#### [EXTRACT PROVIDED]
== Segment start ==

South Africa: to learn from a tragedy

Will South African authorities learn from the tragic episode of imprisoned union official Neil Aggett and its aftermath? They have constructive governmental and business initiatives to build on. Economic and political stability depends on the pace of reform.

By now the world knows of Dr. Aggett's death after being held in solitary confinement for some 70 days without charge. The protests by both black and white South Africans have been headlined. Less publicized are these potential aids toward peaceful change:

* Governmental. A commission has recommended new protections for persons held under legal provision for indefinite detention.

The need for reform is evident. Dr. Aggett was reported to be the 46th prisoner and the first white person to die in detention under security laws since 1963. Last month the Johannesburg Star covered most of a page with the names of 361 persons it found to have been detained, many for months, since the beginning of last year. It described the security laws as permitting imprisonment without trial and without most normal legal safeguards. It reported that there was a sharp rise in detentions in recent months. It editorialized that ''nobody should be lulled into accepting detentions and bannings as a normal part of the South African scene.''

If South Africans are not to be lulled into accepting such outrages, they would seem to have to support at a minimum such commission recommendations as these: controlling the length of detention, providing an ''inspector of detainees,'' and permitting visits by other than government officials.

== Segment end ==

#### [PROBLEMS TO SOLVE]
A – In the piece on South Africa, how long was Neil Aggett held in solitary confinement without charge?
B – Translate this sentence from the piece on South Africa into Spanish: "Economic and political stability depends on the pace of reform."

#### [Stored data entries]
== Segment start ==

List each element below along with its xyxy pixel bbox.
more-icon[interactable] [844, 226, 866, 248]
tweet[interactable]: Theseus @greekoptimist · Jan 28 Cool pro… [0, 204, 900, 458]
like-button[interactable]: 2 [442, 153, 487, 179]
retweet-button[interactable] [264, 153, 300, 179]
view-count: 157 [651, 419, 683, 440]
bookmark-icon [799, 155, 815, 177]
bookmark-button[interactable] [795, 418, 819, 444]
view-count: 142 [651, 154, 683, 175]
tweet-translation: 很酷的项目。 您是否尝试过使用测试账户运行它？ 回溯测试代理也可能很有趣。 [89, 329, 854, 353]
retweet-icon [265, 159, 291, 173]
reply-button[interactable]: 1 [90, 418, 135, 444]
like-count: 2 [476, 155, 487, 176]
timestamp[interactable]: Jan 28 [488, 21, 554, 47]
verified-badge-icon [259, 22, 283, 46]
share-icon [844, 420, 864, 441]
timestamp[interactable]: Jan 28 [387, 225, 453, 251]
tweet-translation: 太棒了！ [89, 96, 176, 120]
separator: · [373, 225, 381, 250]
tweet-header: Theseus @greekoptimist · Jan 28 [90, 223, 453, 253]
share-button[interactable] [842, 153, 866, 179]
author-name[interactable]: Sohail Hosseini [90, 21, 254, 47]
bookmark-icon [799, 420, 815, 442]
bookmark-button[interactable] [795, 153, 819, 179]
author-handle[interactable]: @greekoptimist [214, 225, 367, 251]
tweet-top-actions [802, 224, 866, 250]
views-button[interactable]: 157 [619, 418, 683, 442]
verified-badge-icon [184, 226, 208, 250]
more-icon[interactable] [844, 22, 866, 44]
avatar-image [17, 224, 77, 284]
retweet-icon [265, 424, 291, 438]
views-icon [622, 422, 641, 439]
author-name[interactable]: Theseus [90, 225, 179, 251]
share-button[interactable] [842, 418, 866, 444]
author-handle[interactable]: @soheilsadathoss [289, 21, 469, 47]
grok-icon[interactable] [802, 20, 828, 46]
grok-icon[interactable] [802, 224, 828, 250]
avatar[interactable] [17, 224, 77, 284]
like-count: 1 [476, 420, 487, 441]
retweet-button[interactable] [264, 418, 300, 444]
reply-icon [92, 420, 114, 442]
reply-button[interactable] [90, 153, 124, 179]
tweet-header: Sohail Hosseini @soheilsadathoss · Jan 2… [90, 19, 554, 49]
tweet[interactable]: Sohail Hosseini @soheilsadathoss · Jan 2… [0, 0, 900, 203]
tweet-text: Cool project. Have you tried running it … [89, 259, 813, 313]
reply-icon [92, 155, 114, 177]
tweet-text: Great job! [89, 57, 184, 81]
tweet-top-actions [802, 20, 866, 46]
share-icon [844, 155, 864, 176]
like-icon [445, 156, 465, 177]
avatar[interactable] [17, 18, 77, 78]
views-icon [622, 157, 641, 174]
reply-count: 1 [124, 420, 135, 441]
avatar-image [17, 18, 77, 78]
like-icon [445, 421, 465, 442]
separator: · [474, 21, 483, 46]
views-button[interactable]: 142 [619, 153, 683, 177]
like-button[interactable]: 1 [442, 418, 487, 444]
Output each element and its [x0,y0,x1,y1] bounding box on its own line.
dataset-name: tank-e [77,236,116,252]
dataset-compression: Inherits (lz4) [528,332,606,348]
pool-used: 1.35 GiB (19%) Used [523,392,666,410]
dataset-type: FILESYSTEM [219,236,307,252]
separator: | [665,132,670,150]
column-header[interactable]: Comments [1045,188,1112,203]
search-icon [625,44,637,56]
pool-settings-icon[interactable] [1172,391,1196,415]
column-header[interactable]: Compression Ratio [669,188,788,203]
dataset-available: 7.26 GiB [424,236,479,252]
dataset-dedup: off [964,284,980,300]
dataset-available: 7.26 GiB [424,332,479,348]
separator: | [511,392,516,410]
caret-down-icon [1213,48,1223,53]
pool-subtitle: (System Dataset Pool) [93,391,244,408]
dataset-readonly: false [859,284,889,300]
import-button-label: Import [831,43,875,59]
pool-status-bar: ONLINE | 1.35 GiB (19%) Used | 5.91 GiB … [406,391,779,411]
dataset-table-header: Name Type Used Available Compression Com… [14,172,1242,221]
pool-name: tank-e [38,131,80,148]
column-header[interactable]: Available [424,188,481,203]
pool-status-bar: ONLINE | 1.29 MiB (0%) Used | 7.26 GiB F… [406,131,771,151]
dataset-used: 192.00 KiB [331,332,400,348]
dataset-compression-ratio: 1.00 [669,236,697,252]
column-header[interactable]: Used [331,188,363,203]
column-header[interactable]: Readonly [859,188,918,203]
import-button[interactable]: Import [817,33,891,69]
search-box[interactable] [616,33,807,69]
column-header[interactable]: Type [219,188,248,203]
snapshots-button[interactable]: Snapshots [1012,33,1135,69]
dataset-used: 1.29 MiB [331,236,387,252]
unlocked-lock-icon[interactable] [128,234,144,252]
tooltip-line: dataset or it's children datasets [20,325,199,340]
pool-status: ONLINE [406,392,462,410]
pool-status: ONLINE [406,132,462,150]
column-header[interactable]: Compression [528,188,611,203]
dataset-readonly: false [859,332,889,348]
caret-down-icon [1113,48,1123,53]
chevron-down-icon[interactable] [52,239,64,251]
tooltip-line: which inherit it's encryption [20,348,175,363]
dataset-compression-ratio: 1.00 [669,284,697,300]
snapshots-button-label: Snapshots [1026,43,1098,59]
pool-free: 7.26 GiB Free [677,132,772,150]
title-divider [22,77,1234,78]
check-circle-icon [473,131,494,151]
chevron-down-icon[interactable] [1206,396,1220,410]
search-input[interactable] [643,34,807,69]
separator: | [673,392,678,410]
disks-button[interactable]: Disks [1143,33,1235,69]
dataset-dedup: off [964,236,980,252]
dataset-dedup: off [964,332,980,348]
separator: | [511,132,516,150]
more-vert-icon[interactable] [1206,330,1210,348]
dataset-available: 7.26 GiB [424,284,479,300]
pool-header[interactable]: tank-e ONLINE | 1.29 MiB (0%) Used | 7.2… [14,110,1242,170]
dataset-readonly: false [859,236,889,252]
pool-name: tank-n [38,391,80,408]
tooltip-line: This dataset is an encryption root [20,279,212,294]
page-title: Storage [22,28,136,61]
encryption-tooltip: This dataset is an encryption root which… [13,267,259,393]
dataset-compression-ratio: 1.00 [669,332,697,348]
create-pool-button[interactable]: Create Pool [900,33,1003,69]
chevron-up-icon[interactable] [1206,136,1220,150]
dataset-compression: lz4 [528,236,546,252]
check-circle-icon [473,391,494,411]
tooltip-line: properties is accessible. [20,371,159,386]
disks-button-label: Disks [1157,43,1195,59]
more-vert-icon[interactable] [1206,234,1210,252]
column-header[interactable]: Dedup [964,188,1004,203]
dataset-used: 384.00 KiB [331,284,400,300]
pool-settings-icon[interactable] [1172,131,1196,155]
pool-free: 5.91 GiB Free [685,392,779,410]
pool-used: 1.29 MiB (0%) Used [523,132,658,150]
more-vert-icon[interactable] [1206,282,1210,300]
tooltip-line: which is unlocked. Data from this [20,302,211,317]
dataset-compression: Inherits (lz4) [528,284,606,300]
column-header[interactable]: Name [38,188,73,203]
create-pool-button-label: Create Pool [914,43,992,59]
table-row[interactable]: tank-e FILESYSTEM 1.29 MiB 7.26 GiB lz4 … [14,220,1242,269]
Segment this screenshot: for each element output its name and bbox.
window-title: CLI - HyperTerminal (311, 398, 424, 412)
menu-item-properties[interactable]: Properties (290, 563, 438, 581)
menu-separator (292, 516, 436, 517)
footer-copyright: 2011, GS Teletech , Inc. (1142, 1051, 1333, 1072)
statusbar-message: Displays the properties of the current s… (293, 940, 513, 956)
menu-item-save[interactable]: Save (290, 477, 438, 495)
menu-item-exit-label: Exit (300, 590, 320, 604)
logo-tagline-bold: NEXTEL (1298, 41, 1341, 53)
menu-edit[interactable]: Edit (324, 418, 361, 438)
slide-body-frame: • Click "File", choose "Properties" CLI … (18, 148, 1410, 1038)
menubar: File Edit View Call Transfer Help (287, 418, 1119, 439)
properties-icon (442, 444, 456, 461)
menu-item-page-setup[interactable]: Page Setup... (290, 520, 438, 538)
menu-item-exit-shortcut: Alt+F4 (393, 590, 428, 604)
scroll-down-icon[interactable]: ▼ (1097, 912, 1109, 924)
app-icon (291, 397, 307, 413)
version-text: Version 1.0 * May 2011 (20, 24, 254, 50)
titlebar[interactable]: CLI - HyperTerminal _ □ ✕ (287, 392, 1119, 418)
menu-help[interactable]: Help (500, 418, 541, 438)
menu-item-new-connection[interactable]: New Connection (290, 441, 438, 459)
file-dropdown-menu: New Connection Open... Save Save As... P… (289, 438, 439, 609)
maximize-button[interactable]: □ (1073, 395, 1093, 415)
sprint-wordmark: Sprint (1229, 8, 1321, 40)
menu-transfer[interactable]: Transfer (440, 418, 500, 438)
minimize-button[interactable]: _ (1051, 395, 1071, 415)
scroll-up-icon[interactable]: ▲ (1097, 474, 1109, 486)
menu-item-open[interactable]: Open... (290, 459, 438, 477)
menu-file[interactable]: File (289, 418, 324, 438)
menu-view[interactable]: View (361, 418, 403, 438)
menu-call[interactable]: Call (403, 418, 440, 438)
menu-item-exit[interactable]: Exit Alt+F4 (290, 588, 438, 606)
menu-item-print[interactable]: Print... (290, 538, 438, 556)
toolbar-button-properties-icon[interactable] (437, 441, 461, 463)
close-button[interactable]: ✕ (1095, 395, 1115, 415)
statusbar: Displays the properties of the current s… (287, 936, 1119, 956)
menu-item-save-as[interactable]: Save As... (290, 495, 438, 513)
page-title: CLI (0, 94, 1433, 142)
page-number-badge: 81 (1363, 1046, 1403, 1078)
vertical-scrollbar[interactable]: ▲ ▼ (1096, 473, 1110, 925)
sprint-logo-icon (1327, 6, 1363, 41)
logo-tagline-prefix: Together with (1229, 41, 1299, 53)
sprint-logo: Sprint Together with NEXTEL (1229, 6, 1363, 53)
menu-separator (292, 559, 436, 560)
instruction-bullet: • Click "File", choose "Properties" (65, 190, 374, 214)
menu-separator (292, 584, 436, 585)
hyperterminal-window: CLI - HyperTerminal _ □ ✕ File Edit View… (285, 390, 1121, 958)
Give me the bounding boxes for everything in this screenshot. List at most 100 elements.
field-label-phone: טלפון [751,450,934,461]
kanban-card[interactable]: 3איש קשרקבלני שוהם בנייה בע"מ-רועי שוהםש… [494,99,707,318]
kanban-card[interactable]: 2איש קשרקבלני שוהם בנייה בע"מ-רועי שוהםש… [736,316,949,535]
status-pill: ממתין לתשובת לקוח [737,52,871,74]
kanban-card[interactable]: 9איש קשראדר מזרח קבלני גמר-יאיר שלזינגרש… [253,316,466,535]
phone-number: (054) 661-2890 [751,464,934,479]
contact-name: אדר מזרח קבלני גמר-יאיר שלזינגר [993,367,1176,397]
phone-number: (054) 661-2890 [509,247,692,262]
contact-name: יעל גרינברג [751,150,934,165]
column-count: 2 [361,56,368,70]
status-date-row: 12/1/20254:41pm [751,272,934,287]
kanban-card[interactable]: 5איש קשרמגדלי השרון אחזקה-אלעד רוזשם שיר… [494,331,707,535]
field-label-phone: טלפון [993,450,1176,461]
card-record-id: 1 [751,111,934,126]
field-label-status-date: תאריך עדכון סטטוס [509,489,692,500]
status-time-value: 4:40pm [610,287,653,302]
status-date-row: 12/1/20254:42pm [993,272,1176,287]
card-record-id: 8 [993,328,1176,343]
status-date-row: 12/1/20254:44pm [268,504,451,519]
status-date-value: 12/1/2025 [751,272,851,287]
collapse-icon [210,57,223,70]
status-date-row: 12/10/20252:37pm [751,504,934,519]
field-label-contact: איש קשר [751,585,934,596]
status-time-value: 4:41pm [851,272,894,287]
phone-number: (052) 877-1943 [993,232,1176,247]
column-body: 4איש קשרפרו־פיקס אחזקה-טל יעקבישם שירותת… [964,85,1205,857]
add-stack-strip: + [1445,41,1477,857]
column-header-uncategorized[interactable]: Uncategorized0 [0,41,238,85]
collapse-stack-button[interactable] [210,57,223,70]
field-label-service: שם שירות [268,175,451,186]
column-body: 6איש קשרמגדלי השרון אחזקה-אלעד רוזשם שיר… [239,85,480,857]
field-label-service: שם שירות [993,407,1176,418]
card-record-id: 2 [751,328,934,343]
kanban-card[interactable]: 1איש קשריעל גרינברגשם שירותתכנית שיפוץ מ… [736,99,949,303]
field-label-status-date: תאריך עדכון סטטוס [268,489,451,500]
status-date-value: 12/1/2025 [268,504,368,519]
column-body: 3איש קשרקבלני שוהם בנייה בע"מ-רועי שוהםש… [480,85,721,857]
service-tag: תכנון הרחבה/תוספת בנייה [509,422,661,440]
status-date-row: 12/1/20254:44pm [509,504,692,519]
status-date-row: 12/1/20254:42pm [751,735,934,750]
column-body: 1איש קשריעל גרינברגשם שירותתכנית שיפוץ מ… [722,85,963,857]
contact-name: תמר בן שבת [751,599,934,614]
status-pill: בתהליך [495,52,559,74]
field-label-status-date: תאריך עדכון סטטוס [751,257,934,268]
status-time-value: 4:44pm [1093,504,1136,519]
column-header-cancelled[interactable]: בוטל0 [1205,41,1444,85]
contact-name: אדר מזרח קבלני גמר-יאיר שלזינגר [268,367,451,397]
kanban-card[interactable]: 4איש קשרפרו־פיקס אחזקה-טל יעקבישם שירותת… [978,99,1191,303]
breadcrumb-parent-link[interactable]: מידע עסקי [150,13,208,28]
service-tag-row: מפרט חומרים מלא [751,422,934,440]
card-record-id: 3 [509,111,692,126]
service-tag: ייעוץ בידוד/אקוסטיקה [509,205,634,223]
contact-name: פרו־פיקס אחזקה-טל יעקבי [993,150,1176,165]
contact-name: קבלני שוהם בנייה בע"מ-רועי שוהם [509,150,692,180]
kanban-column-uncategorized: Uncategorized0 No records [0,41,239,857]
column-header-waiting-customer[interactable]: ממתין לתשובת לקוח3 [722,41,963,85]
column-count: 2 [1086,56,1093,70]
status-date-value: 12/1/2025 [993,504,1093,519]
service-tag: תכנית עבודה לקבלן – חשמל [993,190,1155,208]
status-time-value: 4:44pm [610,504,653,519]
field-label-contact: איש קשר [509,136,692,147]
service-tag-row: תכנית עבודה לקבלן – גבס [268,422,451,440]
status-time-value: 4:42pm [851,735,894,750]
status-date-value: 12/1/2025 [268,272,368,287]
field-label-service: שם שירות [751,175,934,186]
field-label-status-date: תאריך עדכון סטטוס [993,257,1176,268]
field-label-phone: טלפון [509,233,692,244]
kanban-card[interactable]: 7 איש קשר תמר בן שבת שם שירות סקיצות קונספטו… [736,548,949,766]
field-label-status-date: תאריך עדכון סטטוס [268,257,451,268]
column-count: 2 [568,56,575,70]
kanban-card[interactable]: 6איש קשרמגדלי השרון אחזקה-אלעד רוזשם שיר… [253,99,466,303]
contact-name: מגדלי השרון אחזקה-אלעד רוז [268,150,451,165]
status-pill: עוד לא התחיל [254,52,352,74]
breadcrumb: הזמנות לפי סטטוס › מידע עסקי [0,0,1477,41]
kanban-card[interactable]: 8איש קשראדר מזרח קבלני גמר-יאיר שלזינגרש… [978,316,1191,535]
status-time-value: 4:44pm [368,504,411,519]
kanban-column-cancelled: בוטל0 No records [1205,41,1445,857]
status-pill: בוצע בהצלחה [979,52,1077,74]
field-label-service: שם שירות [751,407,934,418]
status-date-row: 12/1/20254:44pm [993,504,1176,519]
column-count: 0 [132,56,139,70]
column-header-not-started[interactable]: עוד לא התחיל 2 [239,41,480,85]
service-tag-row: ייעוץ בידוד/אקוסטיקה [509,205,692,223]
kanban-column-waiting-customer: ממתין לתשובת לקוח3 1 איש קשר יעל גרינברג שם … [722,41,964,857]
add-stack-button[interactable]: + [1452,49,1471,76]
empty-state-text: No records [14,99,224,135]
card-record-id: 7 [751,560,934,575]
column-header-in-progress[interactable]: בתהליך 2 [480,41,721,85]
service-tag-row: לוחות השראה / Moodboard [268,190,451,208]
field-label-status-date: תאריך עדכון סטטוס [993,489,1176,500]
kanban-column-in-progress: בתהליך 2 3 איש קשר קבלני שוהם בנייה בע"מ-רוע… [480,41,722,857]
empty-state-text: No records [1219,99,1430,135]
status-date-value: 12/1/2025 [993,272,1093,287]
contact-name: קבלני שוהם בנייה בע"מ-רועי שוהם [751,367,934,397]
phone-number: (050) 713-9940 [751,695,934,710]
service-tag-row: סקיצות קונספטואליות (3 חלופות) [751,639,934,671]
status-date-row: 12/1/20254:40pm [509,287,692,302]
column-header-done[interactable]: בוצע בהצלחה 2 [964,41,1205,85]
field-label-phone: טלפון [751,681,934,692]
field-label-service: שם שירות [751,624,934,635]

== Segment end ==

#### [RESPONSES BY TASK]
A – Some 70 days.

B – La estabilidad económica y política depende del ritmo de la reforma.